* WORK TO COMPLETE
Only the number is wanted: tally the lines below that contain the word "Баланс".

Excerpt from a dataset:
* Begin *

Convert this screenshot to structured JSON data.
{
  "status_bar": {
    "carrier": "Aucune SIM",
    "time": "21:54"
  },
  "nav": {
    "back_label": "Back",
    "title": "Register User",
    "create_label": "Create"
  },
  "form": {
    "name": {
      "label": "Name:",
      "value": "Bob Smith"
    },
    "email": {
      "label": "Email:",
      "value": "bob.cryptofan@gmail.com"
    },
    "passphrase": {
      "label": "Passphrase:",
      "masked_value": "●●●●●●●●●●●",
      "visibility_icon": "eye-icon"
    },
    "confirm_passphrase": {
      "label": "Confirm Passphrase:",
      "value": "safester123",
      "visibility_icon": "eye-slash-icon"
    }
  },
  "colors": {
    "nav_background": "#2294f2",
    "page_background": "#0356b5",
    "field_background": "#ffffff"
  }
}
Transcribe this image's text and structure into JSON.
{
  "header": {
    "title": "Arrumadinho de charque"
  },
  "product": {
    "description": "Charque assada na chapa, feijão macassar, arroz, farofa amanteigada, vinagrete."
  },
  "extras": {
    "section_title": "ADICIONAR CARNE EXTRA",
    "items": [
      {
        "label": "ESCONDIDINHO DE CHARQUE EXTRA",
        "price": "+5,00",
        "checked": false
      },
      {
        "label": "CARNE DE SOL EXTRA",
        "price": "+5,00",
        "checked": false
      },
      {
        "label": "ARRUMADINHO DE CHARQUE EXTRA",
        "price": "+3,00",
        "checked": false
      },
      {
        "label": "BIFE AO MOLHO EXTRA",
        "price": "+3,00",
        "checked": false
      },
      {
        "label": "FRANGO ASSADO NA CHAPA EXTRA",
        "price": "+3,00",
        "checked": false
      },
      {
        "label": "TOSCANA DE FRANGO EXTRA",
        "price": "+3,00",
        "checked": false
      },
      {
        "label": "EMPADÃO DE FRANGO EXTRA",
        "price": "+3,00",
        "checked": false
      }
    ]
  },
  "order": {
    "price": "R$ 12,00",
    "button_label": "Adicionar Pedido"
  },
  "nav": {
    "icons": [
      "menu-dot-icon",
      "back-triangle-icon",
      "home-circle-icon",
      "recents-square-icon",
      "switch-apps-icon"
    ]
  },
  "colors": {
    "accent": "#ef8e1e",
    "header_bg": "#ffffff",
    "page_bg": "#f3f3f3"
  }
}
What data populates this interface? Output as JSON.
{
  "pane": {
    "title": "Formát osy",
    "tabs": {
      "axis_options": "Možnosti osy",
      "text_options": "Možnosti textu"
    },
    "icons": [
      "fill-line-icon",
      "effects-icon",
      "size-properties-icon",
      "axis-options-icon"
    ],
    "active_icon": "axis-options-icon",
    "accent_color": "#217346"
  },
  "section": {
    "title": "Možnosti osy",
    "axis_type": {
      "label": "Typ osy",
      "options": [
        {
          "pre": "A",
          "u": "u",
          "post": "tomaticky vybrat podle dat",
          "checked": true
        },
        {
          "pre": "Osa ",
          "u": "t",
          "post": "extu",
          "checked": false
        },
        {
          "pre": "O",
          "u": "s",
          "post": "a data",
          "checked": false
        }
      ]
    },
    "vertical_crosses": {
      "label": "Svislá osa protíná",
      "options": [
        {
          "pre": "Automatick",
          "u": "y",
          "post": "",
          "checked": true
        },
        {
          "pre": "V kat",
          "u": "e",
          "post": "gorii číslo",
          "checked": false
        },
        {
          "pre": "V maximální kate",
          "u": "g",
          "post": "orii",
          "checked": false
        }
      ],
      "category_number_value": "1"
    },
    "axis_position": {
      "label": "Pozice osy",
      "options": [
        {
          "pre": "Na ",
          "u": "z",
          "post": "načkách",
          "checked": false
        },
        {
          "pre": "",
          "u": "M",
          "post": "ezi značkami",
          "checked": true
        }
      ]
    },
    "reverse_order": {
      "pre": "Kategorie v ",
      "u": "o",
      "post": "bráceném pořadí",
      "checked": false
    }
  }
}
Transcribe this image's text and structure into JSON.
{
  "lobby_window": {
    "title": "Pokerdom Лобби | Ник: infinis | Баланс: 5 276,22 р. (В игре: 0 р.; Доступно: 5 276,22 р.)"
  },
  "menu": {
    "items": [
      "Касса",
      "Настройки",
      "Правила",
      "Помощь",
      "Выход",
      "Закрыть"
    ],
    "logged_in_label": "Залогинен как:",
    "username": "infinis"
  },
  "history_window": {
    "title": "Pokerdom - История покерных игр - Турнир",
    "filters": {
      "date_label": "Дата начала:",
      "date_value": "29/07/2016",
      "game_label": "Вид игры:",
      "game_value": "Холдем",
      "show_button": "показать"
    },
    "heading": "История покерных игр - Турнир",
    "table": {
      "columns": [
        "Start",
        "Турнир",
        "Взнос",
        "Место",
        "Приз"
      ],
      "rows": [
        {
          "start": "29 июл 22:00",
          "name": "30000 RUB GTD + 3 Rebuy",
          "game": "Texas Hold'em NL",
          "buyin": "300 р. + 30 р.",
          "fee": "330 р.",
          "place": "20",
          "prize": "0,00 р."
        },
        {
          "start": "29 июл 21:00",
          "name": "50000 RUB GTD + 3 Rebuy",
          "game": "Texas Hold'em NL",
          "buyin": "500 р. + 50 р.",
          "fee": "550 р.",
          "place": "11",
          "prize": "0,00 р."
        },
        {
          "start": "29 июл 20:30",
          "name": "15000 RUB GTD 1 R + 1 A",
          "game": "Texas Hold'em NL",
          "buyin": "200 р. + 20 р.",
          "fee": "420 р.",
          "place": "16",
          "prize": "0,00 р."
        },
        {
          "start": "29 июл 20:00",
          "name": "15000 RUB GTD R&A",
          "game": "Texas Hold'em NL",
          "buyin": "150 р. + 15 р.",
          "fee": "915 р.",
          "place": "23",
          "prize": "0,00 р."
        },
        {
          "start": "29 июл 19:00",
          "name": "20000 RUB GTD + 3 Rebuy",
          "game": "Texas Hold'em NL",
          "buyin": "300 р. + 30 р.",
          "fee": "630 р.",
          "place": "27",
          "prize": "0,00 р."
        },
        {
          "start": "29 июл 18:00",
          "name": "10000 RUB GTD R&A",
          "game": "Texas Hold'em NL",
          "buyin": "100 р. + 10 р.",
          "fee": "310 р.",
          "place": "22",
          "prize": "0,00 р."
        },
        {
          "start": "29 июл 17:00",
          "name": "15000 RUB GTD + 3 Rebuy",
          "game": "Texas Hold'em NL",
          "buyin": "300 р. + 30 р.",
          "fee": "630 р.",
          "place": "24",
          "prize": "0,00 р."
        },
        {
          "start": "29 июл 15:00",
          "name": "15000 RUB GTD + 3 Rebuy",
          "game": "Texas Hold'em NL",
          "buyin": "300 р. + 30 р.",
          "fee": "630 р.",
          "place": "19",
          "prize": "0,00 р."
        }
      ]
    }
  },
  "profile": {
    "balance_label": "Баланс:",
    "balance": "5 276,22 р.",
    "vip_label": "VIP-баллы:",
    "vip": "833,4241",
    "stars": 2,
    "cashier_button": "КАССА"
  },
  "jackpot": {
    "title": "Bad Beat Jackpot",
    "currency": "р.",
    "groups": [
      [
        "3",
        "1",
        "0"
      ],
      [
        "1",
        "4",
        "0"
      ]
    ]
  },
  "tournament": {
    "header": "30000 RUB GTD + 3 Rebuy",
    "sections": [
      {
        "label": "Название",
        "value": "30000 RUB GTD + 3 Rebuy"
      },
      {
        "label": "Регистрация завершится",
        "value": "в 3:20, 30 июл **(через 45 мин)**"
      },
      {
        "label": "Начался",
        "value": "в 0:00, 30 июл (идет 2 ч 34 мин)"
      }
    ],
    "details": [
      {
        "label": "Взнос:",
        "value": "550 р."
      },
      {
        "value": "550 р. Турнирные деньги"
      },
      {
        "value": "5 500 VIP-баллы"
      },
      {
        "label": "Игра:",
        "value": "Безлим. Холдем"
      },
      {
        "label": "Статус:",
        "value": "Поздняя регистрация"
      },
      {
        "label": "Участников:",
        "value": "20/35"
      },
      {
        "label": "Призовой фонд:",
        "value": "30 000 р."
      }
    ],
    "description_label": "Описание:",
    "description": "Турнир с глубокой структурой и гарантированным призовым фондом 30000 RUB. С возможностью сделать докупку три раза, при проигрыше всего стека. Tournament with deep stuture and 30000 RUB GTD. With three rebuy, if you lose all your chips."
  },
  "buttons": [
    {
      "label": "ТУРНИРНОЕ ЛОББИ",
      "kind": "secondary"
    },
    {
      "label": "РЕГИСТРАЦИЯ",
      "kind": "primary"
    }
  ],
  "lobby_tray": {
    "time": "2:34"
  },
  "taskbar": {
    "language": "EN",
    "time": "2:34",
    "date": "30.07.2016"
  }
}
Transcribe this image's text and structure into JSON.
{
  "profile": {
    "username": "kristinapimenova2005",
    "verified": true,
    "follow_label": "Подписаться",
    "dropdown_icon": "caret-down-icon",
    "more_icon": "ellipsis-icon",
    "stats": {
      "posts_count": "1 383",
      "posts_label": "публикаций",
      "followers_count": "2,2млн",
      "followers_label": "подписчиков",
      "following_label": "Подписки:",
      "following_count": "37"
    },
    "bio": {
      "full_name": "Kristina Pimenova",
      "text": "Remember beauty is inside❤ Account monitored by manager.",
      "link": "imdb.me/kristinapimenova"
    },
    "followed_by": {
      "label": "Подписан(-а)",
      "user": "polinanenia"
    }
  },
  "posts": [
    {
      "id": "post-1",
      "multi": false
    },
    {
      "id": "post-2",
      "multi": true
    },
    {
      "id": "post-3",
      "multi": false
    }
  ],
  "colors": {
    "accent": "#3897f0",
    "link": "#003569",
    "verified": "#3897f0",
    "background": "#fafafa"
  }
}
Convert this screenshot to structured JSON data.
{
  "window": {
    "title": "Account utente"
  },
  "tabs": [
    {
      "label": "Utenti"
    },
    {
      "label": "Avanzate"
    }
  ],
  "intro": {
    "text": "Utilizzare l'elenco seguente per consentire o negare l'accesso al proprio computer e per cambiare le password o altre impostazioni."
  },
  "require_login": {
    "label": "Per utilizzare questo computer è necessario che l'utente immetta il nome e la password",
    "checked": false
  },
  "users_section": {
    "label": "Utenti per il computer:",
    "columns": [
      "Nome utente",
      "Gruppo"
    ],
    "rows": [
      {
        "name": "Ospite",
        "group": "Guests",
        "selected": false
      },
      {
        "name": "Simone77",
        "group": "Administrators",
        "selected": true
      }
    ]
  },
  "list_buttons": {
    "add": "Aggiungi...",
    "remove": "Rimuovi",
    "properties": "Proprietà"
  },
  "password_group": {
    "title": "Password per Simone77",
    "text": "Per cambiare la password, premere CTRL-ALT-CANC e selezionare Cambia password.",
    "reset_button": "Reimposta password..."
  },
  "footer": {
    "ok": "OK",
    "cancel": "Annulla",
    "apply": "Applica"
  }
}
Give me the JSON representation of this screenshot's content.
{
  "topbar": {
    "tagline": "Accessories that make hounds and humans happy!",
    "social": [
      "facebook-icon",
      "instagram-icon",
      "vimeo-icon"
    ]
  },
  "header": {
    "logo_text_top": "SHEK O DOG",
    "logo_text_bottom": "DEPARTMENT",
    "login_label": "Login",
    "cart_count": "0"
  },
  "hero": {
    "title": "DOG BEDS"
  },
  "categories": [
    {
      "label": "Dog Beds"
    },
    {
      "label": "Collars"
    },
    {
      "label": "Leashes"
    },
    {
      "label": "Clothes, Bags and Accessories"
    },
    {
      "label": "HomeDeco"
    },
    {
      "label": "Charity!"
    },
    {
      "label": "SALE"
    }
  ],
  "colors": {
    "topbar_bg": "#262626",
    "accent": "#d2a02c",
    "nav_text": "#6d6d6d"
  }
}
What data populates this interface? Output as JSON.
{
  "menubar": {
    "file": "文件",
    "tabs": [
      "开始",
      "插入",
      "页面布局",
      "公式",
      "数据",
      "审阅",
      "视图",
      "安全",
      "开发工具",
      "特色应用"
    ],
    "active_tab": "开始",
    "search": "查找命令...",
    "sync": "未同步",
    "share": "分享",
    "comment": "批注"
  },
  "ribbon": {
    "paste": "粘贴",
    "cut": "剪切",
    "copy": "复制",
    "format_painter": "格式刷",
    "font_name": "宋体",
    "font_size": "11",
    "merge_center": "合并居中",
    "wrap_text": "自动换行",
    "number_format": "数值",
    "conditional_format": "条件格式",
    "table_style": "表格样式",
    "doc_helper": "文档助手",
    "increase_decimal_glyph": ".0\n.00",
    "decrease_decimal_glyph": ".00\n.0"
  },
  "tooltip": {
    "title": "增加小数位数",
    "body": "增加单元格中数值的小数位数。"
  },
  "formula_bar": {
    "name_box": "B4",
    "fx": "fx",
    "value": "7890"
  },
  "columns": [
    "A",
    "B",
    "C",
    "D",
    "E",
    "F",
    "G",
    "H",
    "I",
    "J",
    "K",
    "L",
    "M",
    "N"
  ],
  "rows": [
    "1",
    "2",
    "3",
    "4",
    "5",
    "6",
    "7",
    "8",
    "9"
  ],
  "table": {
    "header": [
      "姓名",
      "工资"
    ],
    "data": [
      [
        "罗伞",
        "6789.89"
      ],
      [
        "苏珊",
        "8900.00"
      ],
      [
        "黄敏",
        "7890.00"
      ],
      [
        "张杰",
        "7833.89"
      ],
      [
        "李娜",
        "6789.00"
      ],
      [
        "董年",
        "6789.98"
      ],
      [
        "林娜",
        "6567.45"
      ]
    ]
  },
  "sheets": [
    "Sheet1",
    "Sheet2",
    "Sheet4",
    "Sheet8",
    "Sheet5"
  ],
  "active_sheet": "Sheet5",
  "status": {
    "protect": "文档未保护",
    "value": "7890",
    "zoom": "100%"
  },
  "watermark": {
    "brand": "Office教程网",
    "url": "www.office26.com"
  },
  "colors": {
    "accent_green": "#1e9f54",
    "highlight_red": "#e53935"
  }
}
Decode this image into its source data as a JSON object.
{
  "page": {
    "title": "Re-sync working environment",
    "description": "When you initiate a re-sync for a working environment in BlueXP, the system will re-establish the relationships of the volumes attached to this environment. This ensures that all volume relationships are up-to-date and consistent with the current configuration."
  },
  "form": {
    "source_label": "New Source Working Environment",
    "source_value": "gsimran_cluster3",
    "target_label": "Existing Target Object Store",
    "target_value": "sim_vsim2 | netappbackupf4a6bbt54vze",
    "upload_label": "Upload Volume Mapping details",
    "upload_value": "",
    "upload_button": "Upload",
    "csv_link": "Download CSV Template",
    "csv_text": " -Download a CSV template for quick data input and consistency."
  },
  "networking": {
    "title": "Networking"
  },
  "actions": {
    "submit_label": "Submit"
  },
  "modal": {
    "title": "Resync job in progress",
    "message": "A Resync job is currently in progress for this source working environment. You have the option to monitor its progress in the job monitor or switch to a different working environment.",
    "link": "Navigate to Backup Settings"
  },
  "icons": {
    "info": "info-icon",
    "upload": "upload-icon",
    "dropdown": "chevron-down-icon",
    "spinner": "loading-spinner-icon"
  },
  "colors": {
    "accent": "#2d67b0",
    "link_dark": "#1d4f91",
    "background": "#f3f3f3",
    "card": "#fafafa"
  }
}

* End *

* FINAL ANSWER
2